— Start RECORD EXTRACTS —

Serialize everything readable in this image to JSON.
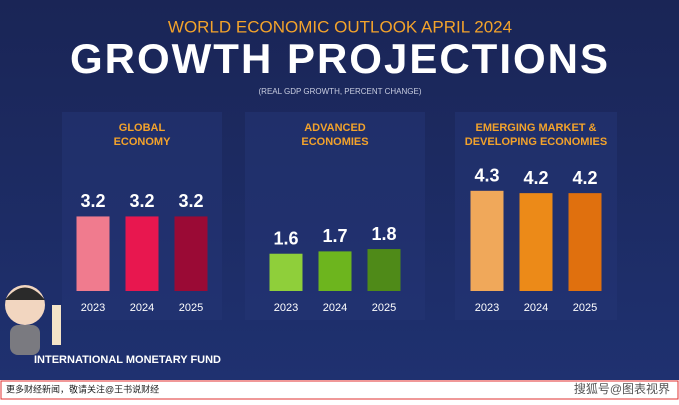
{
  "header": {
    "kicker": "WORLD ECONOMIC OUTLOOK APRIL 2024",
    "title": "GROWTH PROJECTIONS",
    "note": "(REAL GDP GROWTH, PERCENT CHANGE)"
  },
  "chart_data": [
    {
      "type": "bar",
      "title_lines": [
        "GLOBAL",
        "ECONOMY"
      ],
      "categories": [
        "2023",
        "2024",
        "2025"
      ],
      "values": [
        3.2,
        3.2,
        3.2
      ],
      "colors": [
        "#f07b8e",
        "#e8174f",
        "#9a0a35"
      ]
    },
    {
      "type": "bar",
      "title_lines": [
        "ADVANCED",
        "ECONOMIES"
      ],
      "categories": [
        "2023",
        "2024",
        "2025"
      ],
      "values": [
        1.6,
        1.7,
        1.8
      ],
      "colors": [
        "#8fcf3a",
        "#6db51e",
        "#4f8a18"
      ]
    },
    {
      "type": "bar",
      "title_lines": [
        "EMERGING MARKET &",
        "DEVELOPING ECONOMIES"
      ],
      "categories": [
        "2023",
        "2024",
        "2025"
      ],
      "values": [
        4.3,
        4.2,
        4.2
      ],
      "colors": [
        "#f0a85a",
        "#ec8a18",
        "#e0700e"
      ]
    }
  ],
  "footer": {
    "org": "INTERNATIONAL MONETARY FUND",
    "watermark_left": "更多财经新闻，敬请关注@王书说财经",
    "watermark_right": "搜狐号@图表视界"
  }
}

— End RECORD EXTRACTS —
— Start RECORD EXTRACTS —

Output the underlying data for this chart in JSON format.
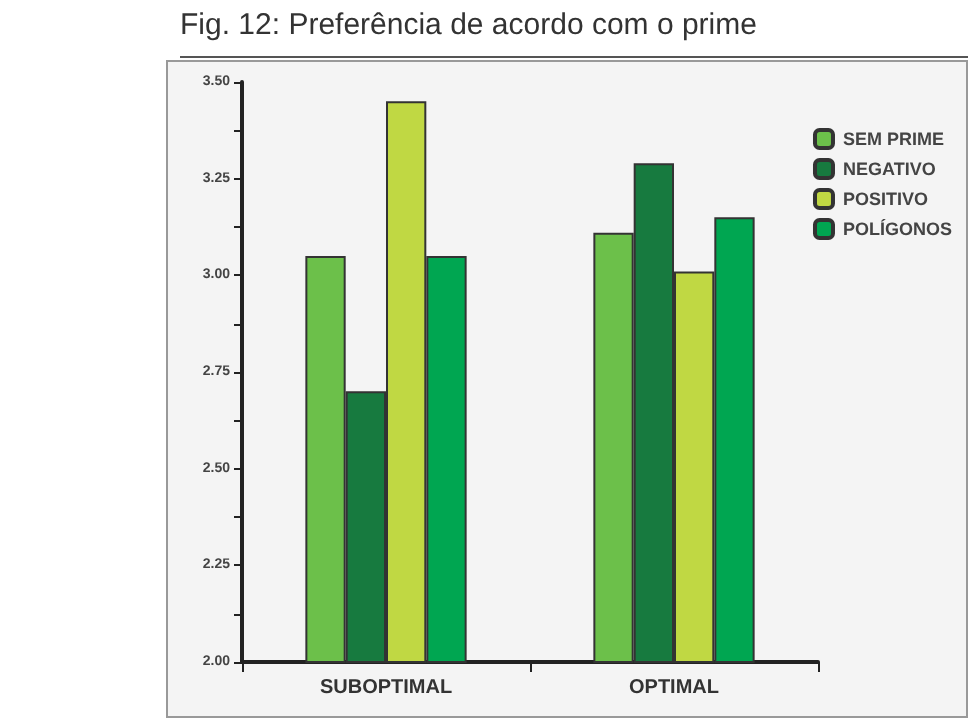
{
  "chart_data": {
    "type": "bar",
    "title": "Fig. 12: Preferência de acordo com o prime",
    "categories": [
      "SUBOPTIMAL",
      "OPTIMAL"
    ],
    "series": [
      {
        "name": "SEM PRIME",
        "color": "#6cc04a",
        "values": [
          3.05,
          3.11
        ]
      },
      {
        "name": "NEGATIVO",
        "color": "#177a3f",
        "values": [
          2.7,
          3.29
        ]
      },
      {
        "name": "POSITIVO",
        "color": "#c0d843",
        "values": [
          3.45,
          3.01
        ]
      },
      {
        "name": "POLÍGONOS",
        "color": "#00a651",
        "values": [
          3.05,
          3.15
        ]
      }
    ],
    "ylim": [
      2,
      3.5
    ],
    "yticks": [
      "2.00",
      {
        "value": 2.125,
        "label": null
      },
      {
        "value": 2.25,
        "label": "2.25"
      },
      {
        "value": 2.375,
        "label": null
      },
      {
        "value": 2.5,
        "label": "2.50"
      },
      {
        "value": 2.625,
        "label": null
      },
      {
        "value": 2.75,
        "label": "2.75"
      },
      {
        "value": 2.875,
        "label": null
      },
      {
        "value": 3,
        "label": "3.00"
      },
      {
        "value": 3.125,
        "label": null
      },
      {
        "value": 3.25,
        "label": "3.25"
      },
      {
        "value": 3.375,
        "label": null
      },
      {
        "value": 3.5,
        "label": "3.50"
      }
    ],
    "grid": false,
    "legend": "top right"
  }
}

— End RECORD EXTRACTS —

◆ YOUR INSTRUCTIONS
Gather up the lines containing the word "this" from these records and copy them.

◆ THE SOLUTION
Serialize everything readable in this image to JSON.
Output the underlying data for this chart in JSON format.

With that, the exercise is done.